The task: Locate all lines with the word "name" and copy them out.

Records to use:
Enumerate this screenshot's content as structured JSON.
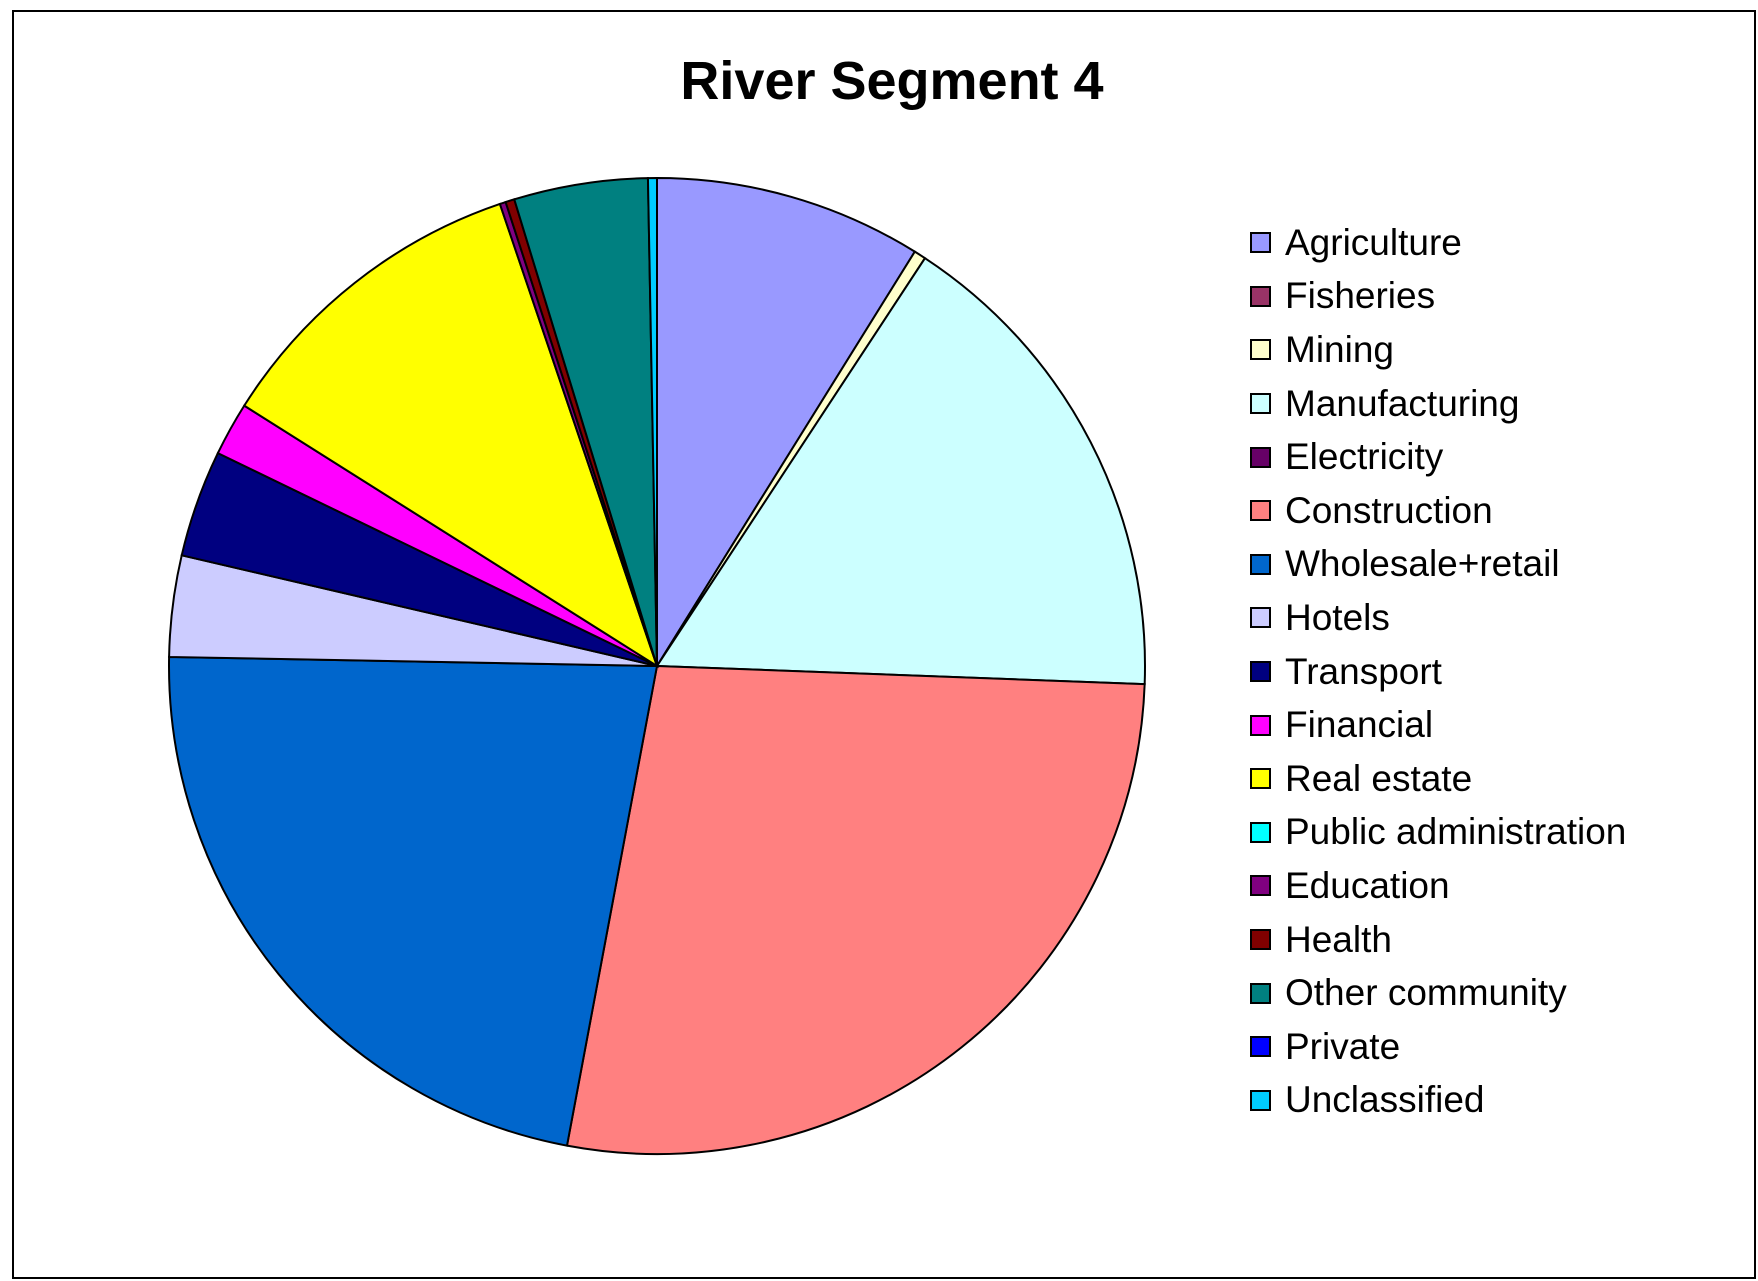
{
  "chart_data": {
    "type": "pie",
    "title": "River Segment 4",
    "legend_position": "right",
    "categories": [
      "Agriculture",
      "Fisheries",
      "Mining",
      "Manufacturing",
      "Electricity",
      "Construction",
      "Wholesale+retail",
      "Hotels",
      "Transport",
      "Financial",
      "Real estate",
      "Public administration",
      "Education",
      "Health",
      "Other community",
      "Private",
      "Unclassified"
    ],
    "values": [
      9.0,
      0.0,
      0.4,
      16.6,
      0.0,
      27.8,
      22.7,
      3.4,
      3.6,
      1.8,
      11.0,
      0.0,
      0.2,
      0.3,
      4.5,
      0.0,
      0.3
    ],
    "colors": [
      "#9999FF",
      "#993366",
      "#FFFFCC",
      "#CCFFFF",
      "#660066",
      "#FF8080",
      "#0066CC",
      "#CCCCFF",
      "#000080",
      "#FF00FF",
      "#FFFF00",
      "#00FFFF",
      "#800080",
      "#800000",
      "#008080",
      "#0000FF",
      "#00CCFF"
    ]
  }
}
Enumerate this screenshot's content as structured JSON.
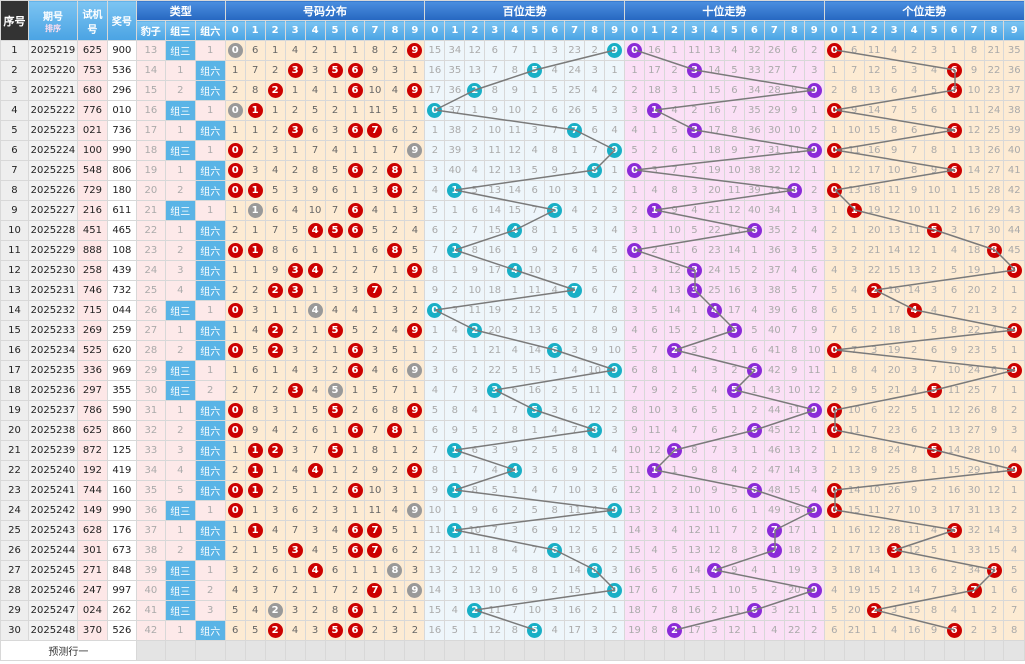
{
  "headers": {
    "seq": "序号",
    "period": "期号",
    "sort": "排序",
    "test": "试机号",
    "prize": "奖号",
    "type": "类型",
    "type_cols": [
      "豹子",
      "组三",
      "组六"
    ],
    "sections": [
      "号码分布",
      "百位走势",
      "十位走势",
      "个位走势"
    ],
    "digits": [
      "0",
      "1",
      "2",
      "3",
      "4",
      "5",
      "6",
      "7",
      "8",
      "9"
    ]
  },
  "rows": [
    {
      "seq": "1",
      "period": "2025219",
      "test": "625",
      "prize": "900"
    },
    {
      "seq": "2",
      "period": "2025220",
      "test": "753",
      "prize": "536"
    },
    {
      "seq": "3",
      "period": "2025221",
      "test": "680",
      "prize": "296"
    },
    {
      "seq": "4",
      "period": "2025222",
      "test": "776",
      "prize": "010"
    },
    {
      "seq": "5",
      "period": "2025223",
      "test": "021",
      "prize": "736"
    },
    {
      "seq": "6",
      "period": "2025224",
      "test": "100",
      "prize": "990"
    },
    {
      "seq": "7",
      "period": "2025225",
      "test": "548",
      "prize": "806"
    },
    {
      "seq": "8",
      "period": "2025226",
      "test": "729",
      "prize": "180"
    },
    {
      "seq": "9",
      "period": "2025227",
      "test": "216",
      "prize": "611"
    },
    {
      "seq": "10",
      "period": "2025228",
      "test": "451",
      "prize": "465"
    },
    {
      "seq": "11",
      "period": "2025229",
      "test": "888",
      "prize": "108"
    },
    {
      "seq": "12",
      "period": "2025230",
      "test": "258",
      "prize": "439"
    },
    {
      "seq": "13",
      "period": "2025231",
      "test": "746",
      "prize": "732"
    },
    {
      "seq": "14",
      "period": "2025232",
      "test": "715",
      "prize": "044"
    },
    {
      "seq": "15",
      "period": "2025233",
      "test": "269",
      "prize": "259"
    },
    {
      "seq": "16",
      "period": "2025234",
      "test": "525",
      "prize": "620"
    },
    {
      "seq": "17",
      "period": "2025235",
      "test": "336",
      "prize": "969"
    },
    {
      "seq": "18",
      "period": "2025236",
      "test": "297",
      "prize": "355"
    },
    {
      "seq": "19",
      "period": "2025237",
      "test": "786",
      "prize": "590"
    },
    {
      "seq": "20",
      "period": "2025238",
      "test": "625",
      "prize": "860"
    },
    {
      "seq": "21",
      "period": "2025239",
      "test": "872",
      "prize": "125"
    },
    {
      "seq": "22",
      "period": "2025240",
      "test": "192",
      "prize": "419"
    },
    {
      "seq": "23",
      "period": "2025241",
      "test": "744",
      "prize": "160"
    },
    {
      "seq": "24",
      "period": "2025242",
      "test": "149",
      "prize": "990"
    },
    {
      "seq": "25",
      "period": "2025243",
      "test": "628",
      "prize": "176"
    },
    {
      "seq": "26",
      "period": "2025244",
      "test": "301",
      "prize": "673"
    },
    {
      "seq": "27",
      "period": "2025245",
      "test": "271",
      "prize": "848"
    },
    {
      "seq": "28",
      "period": "2025246",
      "test": "247",
      "prize": "997"
    },
    {
      "seq": "29",
      "period": "2025247",
      "test": "024",
      "prize": "262"
    },
    {
      "seq": "30",
      "period": "2025248",
      "test": "370",
      "prize": "526"
    }
  ],
  "first_row_omissions": {
    "type": [
      13,
      null,
      1
    ],
    "dist": [
      null,
      6,
      1,
      4,
      2,
      1,
      1,
      8,
      2,
      null
    ],
    "bai": [
      15,
      34,
      12,
      6,
      7,
      1,
      3,
      23,
      2,
      null
    ],
    "shi": [
      null,
      16,
      1,
      11,
      13,
      4,
      32,
      26,
      6,
      2
    ],
    "ge": [
      null,
      6,
      11,
      4,
      2,
      3,
      1,
      8,
      21,
      35
    ]
  },
  "footer": {
    "predict": "预测行一"
  },
  "colors": {
    "dist_ball": "#cc0000",
    "dist_repeat_ball": "#999999",
    "bai_ball": "#18afc6",
    "shi_ball": "#8a2ad8",
    "ge_ball": "#cc0000",
    "type_hit": "#5ab4e6",
    "line": "#7a7a7a"
  }
}
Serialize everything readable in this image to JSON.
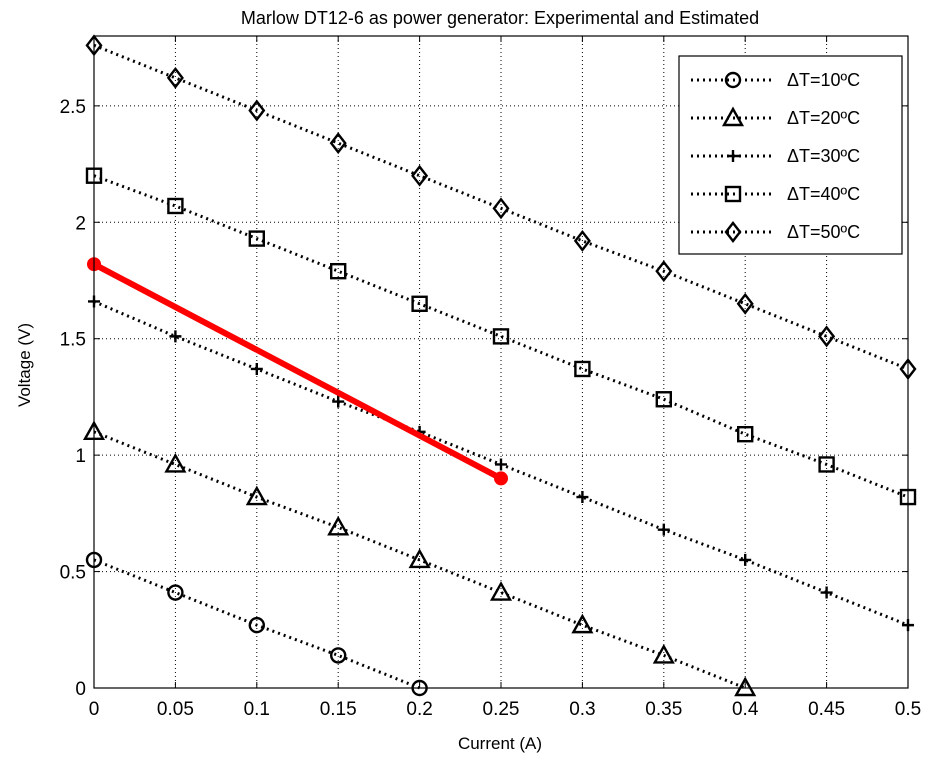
{
  "chart_data": {
    "type": "line",
    "title": "Marlow DT12-6 as power generator: Experimental and Estimated",
    "xlabel": "Current (A)",
    "ylabel": "Voltage (V)",
    "xlim": [
      0,
      0.5
    ],
    "ylim": [
      0,
      2.8
    ],
    "xticks": [
      0,
      0.05,
      0.1,
      0.15,
      0.2,
      0.25,
      0.3,
      0.35,
      0.4,
      0.45,
      0.5
    ],
    "xtick_labels": [
      "0",
      "0.05",
      "0.1",
      "0.15",
      "0.2",
      "0.25",
      "0.3",
      "0.35",
      "0.4",
      "0.45",
      "0.5"
    ],
    "yticks": [
      0,
      0.5,
      1,
      1.5,
      2,
      2.5
    ],
    "ytick_labels": [
      "0",
      "0.5",
      "1",
      "1.5",
      "2",
      "2.5"
    ],
    "grid": true,
    "legend_position": "top-right",
    "series": [
      {
        "name": "ΔT=10ºC",
        "marker": "circle",
        "line": "dotted",
        "color": "#000000",
        "x": [
          0,
          0.05,
          0.1,
          0.15,
          0.2
        ],
        "y": [
          0.55,
          0.41,
          0.27,
          0.14,
          0.0
        ]
      },
      {
        "name": "ΔT=20ºC",
        "marker": "triangle",
        "line": "dotted",
        "color": "#000000",
        "x": [
          0,
          0.05,
          0.1,
          0.15,
          0.2,
          0.25,
          0.3,
          0.35,
          0.4
        ],
        "y": [
          1.1,
          0.96,
          0.82,
          0.69,
          0.55,
          0.41,
          0.27,
          0.14,
          0.0
        ]
      },
      {
        "name": "ΔT=30ºC",
        "marker": "plus",
        "line": "dotted",
        "color": "#000000",
        "x": [
          0,
          0.05,
          0.1,
          0.15,
          0.2,
          0.25,
          0.3,
          0.35,
          0.4,
          0.45,
          0.5
        ],
        "y": [
          1.66,
          1.51,
          1.37,
          1.23,
          1.1,
          0.96,
          0.82,
          0.68,
          0.55,
          0.41,
          0.27
        ]
      },
      {
        "name": "ΔT=40ºC",
        "marker": "square",
        "line": "dotted",
        "color": "#000000",
        "x": [
          0,
          0.05,
          0.1,
          0.15,
          0.2,
          0.25,
          0.3,
          0.35,
          0.4,
          0.45,
          0.5
        ],
        "y": [
          2.2,
          2.07,
          1.93,
          1.79,
          1.65,
          1.51,
          1.37,
          1.24,
          1.09,
          0.96,
          0.82
        ]
      },
      {
        "name": "ΔT=50ºC",
        "marker": "diamond",
        "line": "dotted",
        "color": "#000000",
        "x": [
          0,
          0.05,
          0.1,
          0.15,
          0.2,
          0.25,
          0.3,
          0.35,
          0.4,
          0.45,
          0.5
        ],
        "y": [
          2.76,
          2.62,
          2.48,
          2.34,
          2.2,
          2.06,
          1.92,
          1.79,
          1.65,
          1.51,
          1.37
        ]
      },
      {
        "marker": "dot-ends",
        "line": "solid",
        "color": "#ff0000",
        "x": [
          0,
          0.25
        ],
        "y": [
          1.82,
          0.9
        ]
      }
    ]
  }
}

Response to the task:
        "name": "ΔT=10ºC",
        "name": "ΔT=20ºC",
        "name": "ΔT=30ºC",
        "name": "ΔT=40ºC",
        "name": "ΔT=50ºC",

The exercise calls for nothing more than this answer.